■ **DATA SHOWN**:
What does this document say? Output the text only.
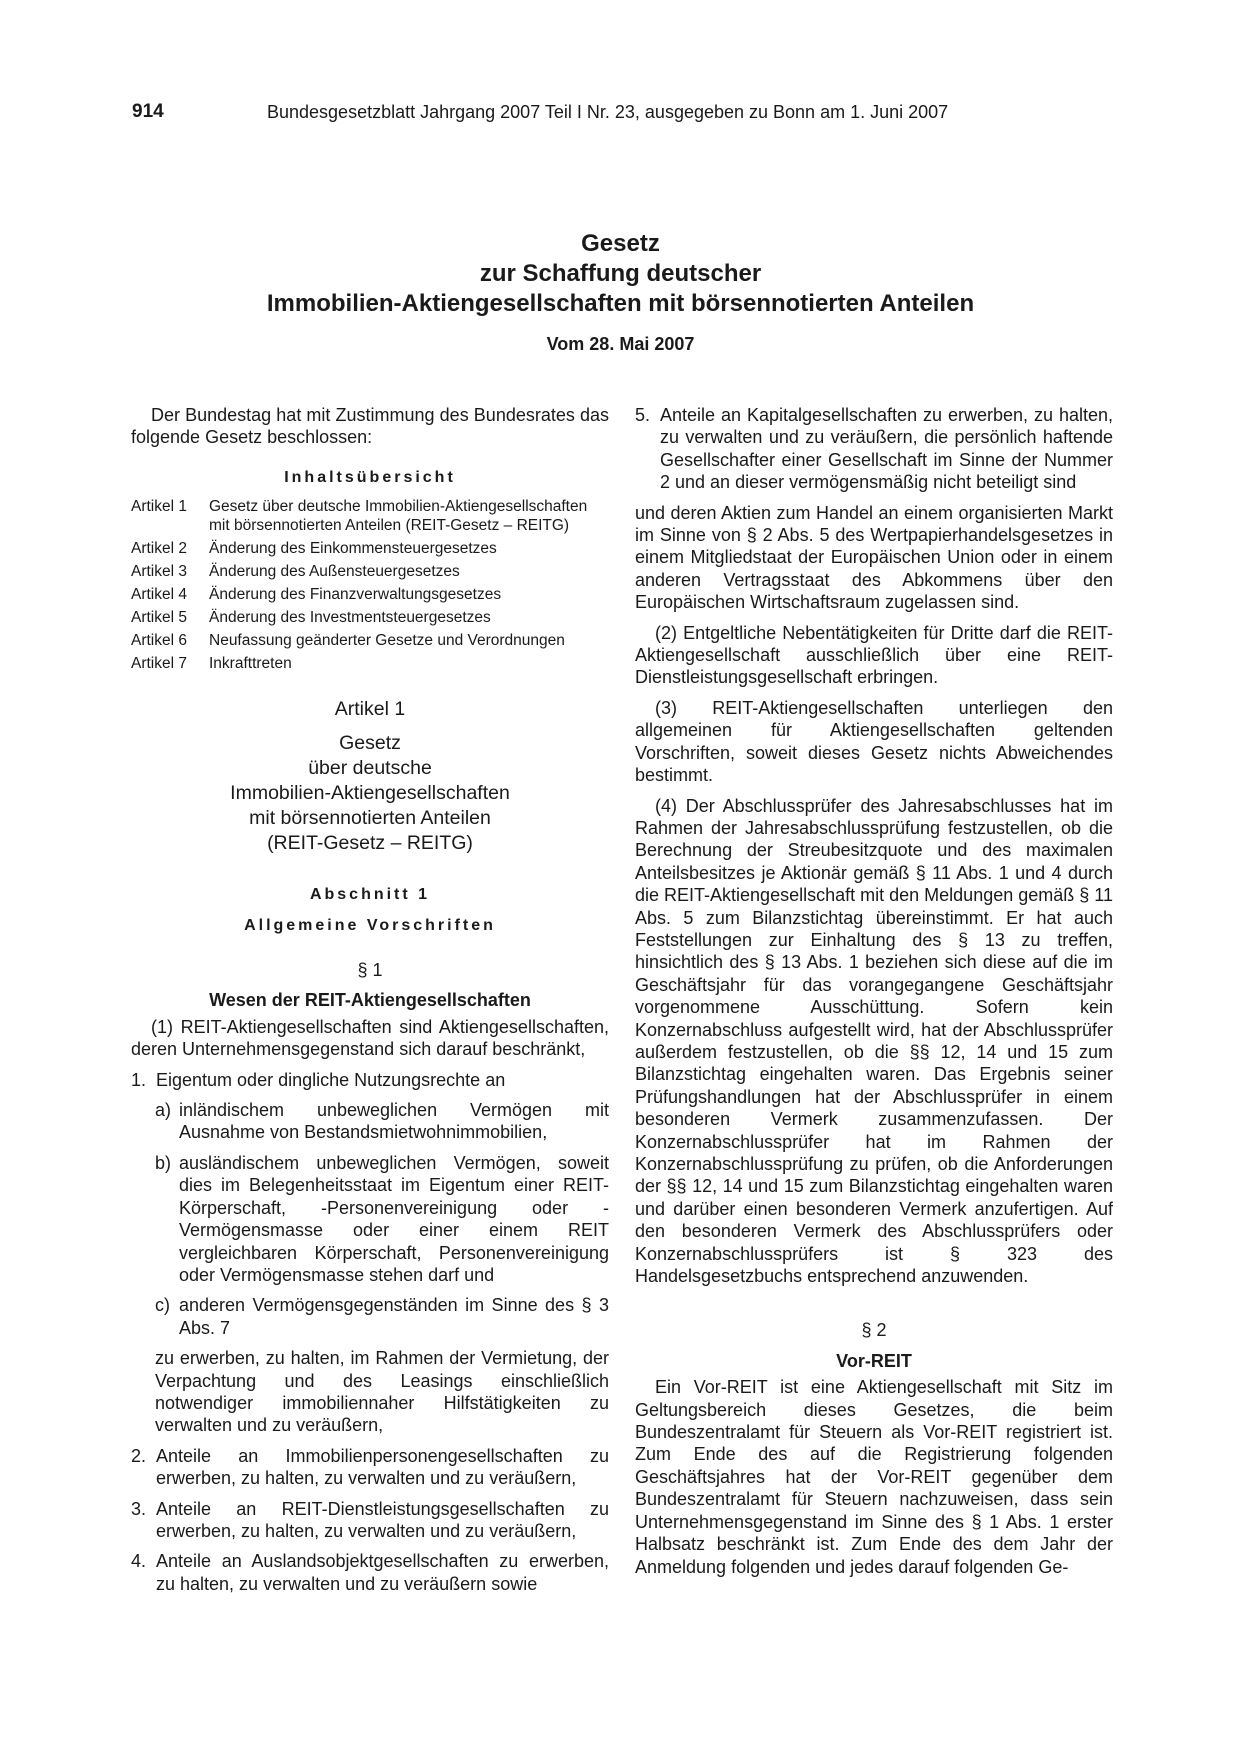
914	Bundesgesetzblatt Jahrgang 2007 Teil I Nr. 23, ausgegeben zu Bonn am 1. Juni 2007
Gesetz
zur Schaffung deutscher
Immobilien-Aktiengesellschaften mit börsennotierten Anteilen
Vom 28. Mai 2007

Der Bundestag hat mit Zustimmung des Bundesrates das folgende Gesetz beschlossen:

Inhaltsübersicht

Artikel 1	Gesetz über deutsche Immobilien-Aktiengesellschaften mit börsennotierten Anteilen (REIT-Gesetz – REITG)
Artikel 2	Änderung des Einkommensteuergesetzes
Artikel 3	Änderung des Außensteuergesetzes
Artikel 4	Änderung des Finanzverwaltungsgesetzes
Artikel 5	Änderung des Investmentsteuergesetzes
Artikel 6	Neufassung geänderter Gesetze und Verordnungen
Artikel 7	Inkrafttreten

Artikel 1

Gesetz
über deutsche
Immobilien-Aktiengesellschaften
mit börsennotierten Anteilen
(REIT-Gesetz – REITG)

Abschnitt 1

Allgemeine Vorschriften

§ 1

Wesen der REIT-Aktiengesellschaften

(1) REIT-Aktiengesellschaften sind Aktiengesellschaften, deren Unternehmensgegenstand sich darauf beschränkt,

1. Eigentum oder dingliche Nutzungsrechte an
a) inländischem unbeweglichen Vermögen mit Ausnahme von Bestandsmietwohnimmobilien,
b) ausländischem unbeweglichen Vermögen, soweit dies im Belegenheitsstaat im Eigentum einer REIT-Körperschaft, -Personenvereinigung oder -Vermögensmasse oder einer einem REIT vergleichbaren Körperschaft, Personenvereinigung oder Vermögensmasse stehen darf und
c) anderen Vermögensgegenständen im Sinne des § 3 Abs. 7

zu erwerben, zu halten, im Rahmen der Vermietung, der Verpachtung und des Leasings einschließlich notwendiger immobiliennaher Hilfstätigkeiten zu verwalten und zu veräußern,

2. Anteile an Immobilienpersonengesellschaften zu erwerben, zu halten, zu verwalten und zu veräußern,
3. Anteile an REIT-Dienstleistungsgesellschaften zu erwerben, zu halten, zu verwalten und zu veräußern,
4. Anteile an Auslandsobjektgesellschaften zu erwerben, zu halten, zu verwalten und zu veräußern sowie
5. Anteile an Kapitalgesellschaften zu erwerben, zu halten, zu verwalten und zu veräußern, die persönlich haftende Gesellschafter einer Gesellschaft im Sinne der Nummer 2 und an dieser vermögensmäßig nicht beteiligt sind

und deren Aktien zum Handel an einem organisierten Markt im Sinne von § 2 Abs. 5 des Wertpapierhandelsgesetzes in einem Mitgliedstaat der Europäischen Union oder in einem anderen Vertragsstaat des Abkommens über den Europäischen Wirtschaftsraum zugelassen sind.

(2) Entgeltliche Nebentätigkeiten für Dritte darf die REIT-Aktiengesellschaft ausschließlich über eine REIT-Dienstleistungsgesellschaft erbringen.

(3) REIT-Aktiengesellschaften unterliegen den allgemeinen für Aktiengesellschaften geltenden Vorschriften, soweit dieses Gesetz nichts Abweichendes bestimmt.

(4) Der Abschlussprüfer des Jahresabschlusses hat im Rahmen der Jahresabschlussprüfung festzustellen, ob die Berechnung der Streubesitzquote und des maximalen Anteilsbesitzes je Aktionär gemäß § 11 Abs. 1 und 4 durch die REIT-Aktiengesellschaft mit den Meldungen gemäß § 11 Abs. 5 zum Bilanzstichtag übereinstimmt. Er hat auch Feststellungen zur Einhaltung des § 13 zu treffen, hinsichtlich des § 13 Abs. 1 beziehen sich diese auf die im Geschäftsjahr für das vorangegangene Geschäftsjahr vorgenommene Ausschüttung. Sofern kein Konzernabschluss aufgestellt wird, hat der Abschlussprüfer außerdem festzustellen, ob die §§ 12, 14 und 15 zum Bilanzstichtag eingehalten waren. Das Ergebnis seiner Prüfungshandlungen hat der Abschlussprüfer in einem besonderen Vermerk zusammenzufassen. Der Konzernabschlussprüfer hat im Rahmen der Konzernabschlussprüfung zu prüfen, ob die Anforderungen der §§ 12, 14 und 15 zum Bilanzstichtag eingehalten waren und darüber einen besonderen Vermerk anzufertigen. Auf den besonderen Vermerk des Abschlussprüfers oder Konzernabschlussprüfers ist § 323 des Handelsgesetzbuchs entsprechend anzuwenden.

§ 2

Vor-REIT

Ein Vor-REIT ist eine Aktiengesellschaft mit Sitz im Geltungsbereich dieses Gesetzes, die beim Bundeszentralamt für Steuern als Vor-REIT registriert ist. Zum Ende des auf die Registrierung folgenden Geschäftsjahres hat der Vor-REIT gegenüber dem Bundeszentralamt für Steuern nachzuweisen, dass sein Unternehmensgegenstand im Sinne des § 1 Abs. 1 erster Halbsatz beschränkt ist. Zum Ende des dem Jahr der Anmeldung folgenden und jedes darauf folgenden Ge-
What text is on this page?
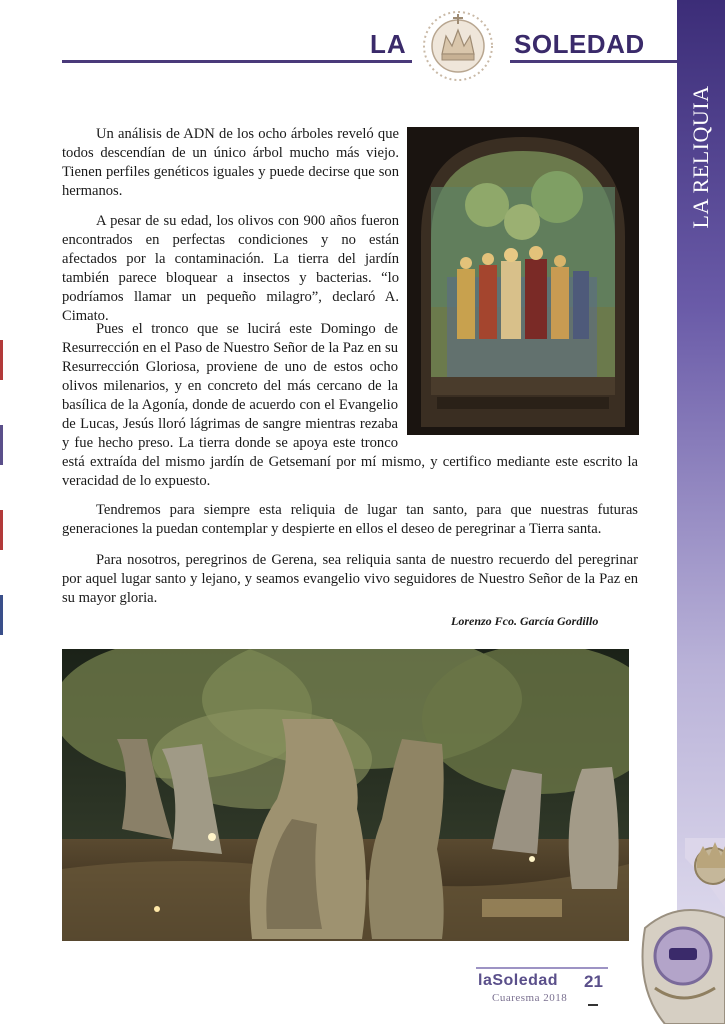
LA	SOLEDAD
LA RELIQUIA

Un análisis de ADN de los ocho árboles reveló que todos descendían de un único árbol mucho más viejo. Tienen perfiles genéticos iguales y puede decirse que son hermanos.

A pesar de su edad, los olivos con 900 años fueron encontrados en perfectas condiciones y no están afectados por la contaminación. La tierra del jardín también parece bloquear a insectos y bacterias. “lo podríamos llamar un pequeño milagro”, declaró A. Cimato.

Pues el tronco que se lucirá este Domingo de Resurrección en el Paso de Nuestro Señor de la Paz en su Resurrección Gloriosa, proviene de uno de estos ocho olivos milenarios, y en concreto del más cercano de la basílica de la Agonía, donde de acuerdo con el Evangelio de Lucas, Jesús lloró lágrimas de sangre mientras rezaba y fue hecho preso. La tierra donde se apoya este tronco está extraída del mismo jardín de Getsemaní por mí mismo, y certifico mediante este escrito la veracidad de lo expuesto.

Tendremos para siempre esta reliquia de lugar tan santo, para que nuestras futuras generaciones la puedan contemplar y despierte en ellos el deseo de peregrinar a Tierra santa.

Para nosotros, peregrinos de Gerena, sea reliquia santa de nuestro recuerdo del peregrinar por aquel lugar santo y lejano, y seamos evangelio vivo seguidores de Nuestro Señor de la Paz en su mayor gloria.

Lorenzo Fco. García Gordillo
laSoledad
Cuaresma 2018
21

■ **WHAT THE TASK REQUIRES**:
Restate each entry word for word; omit the pictures.

■ **TASK RESULT**:
What does this document say? Output the text only.
914	Bundesgesetzblatt Jahrgang 2007 Teil I Nr. 23, ausgegeben zu Bonn am 1. Juni 2007
Gesetz
zur Schaffung deutscher
Immobilien-Aktiengesellschaften mit börsennotierten Anteilen
Vom 28. Mai 2007

Der Bundestag hat mit Zustimmung des Bundesrates das folgende Gesetz beschlossen:

Inhaltsübersicht

Artikel 1	Gesetz über deutsche Immobilien-Aktiengesellschaften mit börsennotierten Anteilen (REIT-Gesetz – REITG)
Artikel 2	Änderung des Einkommensteuergesetzes
Artikel 3	Änderung des Außensteuergesetzes
Artikel 4	Änderung des Finanzverwaltungsgesetzes
Artikel 5	Änderung des Investmentsteuergesetzes
Artikel 6	Neufassung geänderter Gesetze und Verordnungen
Artikel 7	Inkrafttreten

Artikel 1

Gesetz
über deutsche
Immobilien-Aktiengesellschaften
mit börsennotierten Anteilen
(REIT-Gesetz – REITG)

Abschnitt 1

Allgemeine Vorschriften

§ 1

Wesen der REIT-Aktiengesellschaften

(1) REIT-Aktiengesellschaften sind Aktiengesellschaften, deren Unternehmensgegenstand sich darauf beschränkt,

1. Eigentum oder dingliche Nutzungsrechte an
a) inländischem unbeweglichen Vermögen mit Ausnahme von Bestandsmietwohnimmobilien,
b) ausländischem unbeweglichen Vermögen, soweit dies im Belegenheitsstaat im Eigentum einer REIT-Körperschaft, -Personenvereinigung oder -Vermögensmasse oder einer einem REIT vergleichbaren Körperschaft, Personenvereinigung oder Vermögensmasse stehen darf und
c) anderen Vermögensgegenständen im Sinne des § 3 Abs. 7

zu erwerben, zu halten, im Rahmen der Vermietung, der Verpachtung und des Leasings einschließlich notwendiger immobiliennaher Hilfstätigkeiten zu verwalten und zu veräußern,

2. Anteile an Immobilienpersonengesellschaften zu erwerben, zu halten, zu verwalten und zu veräußern,
3. Anteile an REIT-Dienstleistungsgesellschaften zu erwerben, zu halten, zu verwalten und zu veräußern,
4. Anteile an Auslandsobjektgesellschaften zu erwerben, zu halten, zu verwalten und zu veräußern sowie
5. Anteile an Kapitalgesellschaften zu erwerben, zu halten, zu verwalten und zu veräußern, die persönlich haftende Gesellschafter einer Gesellschaft im Sinne der Nummer 2 und an dieser vermögensmäßig nicht beteiligt sind

und deren Aktien zum Handel an einem organisierten Markt im Sinne von § 2 Abs. 5 des Wertpapierhandelsgesetzes in einem Mitgliedstaat der Europäischen Union oder in einem anderen Vertragsstaat des Abkommens über den Europäischen Wirtschaftsraum zugelassen sind.

(2) Entgeltliche Nebentätigkeiten für Dritte darf die REIT-Aktiengesellschaft ausschließlich über eine REIT-Dienstleistungsgesellschaft erbringen.

(3) REIT-Aktiengesellschaften unterliegen den allgemeinen für Aktiengesellschaften geltenden Vorschriften, soweit dieses Gesetz nichts Abweichendes bestimmt.

(4) Der Abschlussprüfer des Jahresabschlusses hat im Rahmen der Jahresabschlussprüfung festzustellen, ob die Berechnung der Streubesitzquote und des maximalen Anteilsbesitzes je Aktionär gemäß § 11 Abs. 1 und 4 durch die REIT-Aktiengesellschaft mit den Meldungen gemäß § 11 Abs. 5 zum Bilanzstichtag übereinstimmt. Er hat auch Feststellungen zur Einhaltung des § 13 zu treffen, hinsichtlich des § 13 Abs. 1 beziehen sich diese auf die im Geschäftsjahr für das vorangegangene Geschäftsjahr vorgenommene Ausschüttung. Sofern kein Konzernabschluss aufgestellt wird, hat der Abschlussprüfer außerdem festzustellen, ob die §§ 12, 14 und 15 zum Bilanzstichtag eingehalten waren. Das Ergebnis seiner Prüfungshandlungen hat der Abschlussprüfer in einem besonderen Vermerk zusammenzufassen. Der Konzernabschlussprüfer hat im Rahmen der Konzernabschlussprüfung zu prüfen, ob die Anforderungen der §§ 12, 14 und 15 zum Bilanzstichtag eingehalten waren und darüber einen besonderen Vermerk anzufertigen. Auf den besonderen Vermerk des Abschlussprüfers oder Konzernabschlussprüfers ist § 323 des Handelsgesetzbuchs entsprechend anzuwenden.

§ 2

Vor-REIT

Ein Vor-REIT ist eine Aktiengesellschaft mit Sitz im Geltungsbereich dieses Gesetzes, die beim Bundeszentralamt für Steuern als Vor-REIT registriert ist. Zum Ende des auf die Registrierung folgenden Geschäftsjahres hat der Vor-REIT gegenüber dem Bundeszentralamt für Steuern nachzuweisen, dass sein Unternehmensgegenstand im Sinne des § 1 Abs. 1 erster Halbsatz beschränkt ist. Zum Ende des dem Jahr der Anmeldung folgenden und jedes darauf folgenden Ge-
What text is on this page?
LA	SOLEDAD
LA RELIQUIA

Un análisis de ADN de los ocho árboles reveló que todos descendían de un único árbol mucho más viejo. Tienen perfiles genéticos iguales y puede decirse que son hermanos.

A pesar de su edad, los olivos con 900 años fueron encontrados en perfectas condiciones y no están afectados por la contaminación. La tierra del jardín también parece bloquear a insectos y bacterias. “lo podríamos llamar un pequeño milagro”, declaró A. Cimato.

Pues el tronco que se lucirá este Domingo de Resurrección en el Paso de Nuestro Señor de la Paz en su Resurrección Gloriosa, proviene de uno de estos ocho olivos milenarios, y en concreto del más cercano de la basílica de la Agonía, donde de acuerdo con el Evangelio de Lucas, Jesús lloró lágrimas de sangre mientras rezaba y fue hecho preso. La tierra donde se apoya este tronco está extraída del mismo jardín de Getsemaní por mí mismo, y certifico mediante este escrito la veracidad de lo expuesto.

Tendremos para siempre esta reliquia de lugar tan santo, para que nuestras futuras generaciones la puedan contemplar y despierte en ellos el deseo de peregrinar a Tierra santa.

Para nosotros, peregrinos de Gerena, sea reliquia santa de nuestro recuerdo del peregrinar por aquel lugar santo y lejano, y seamos evangelio vivo seguidores de Nuestro Señor de la Paz en su mayor gloria.

Lorenzo Fco. García Gordillo
laSoledad
Cuaresma 2018
21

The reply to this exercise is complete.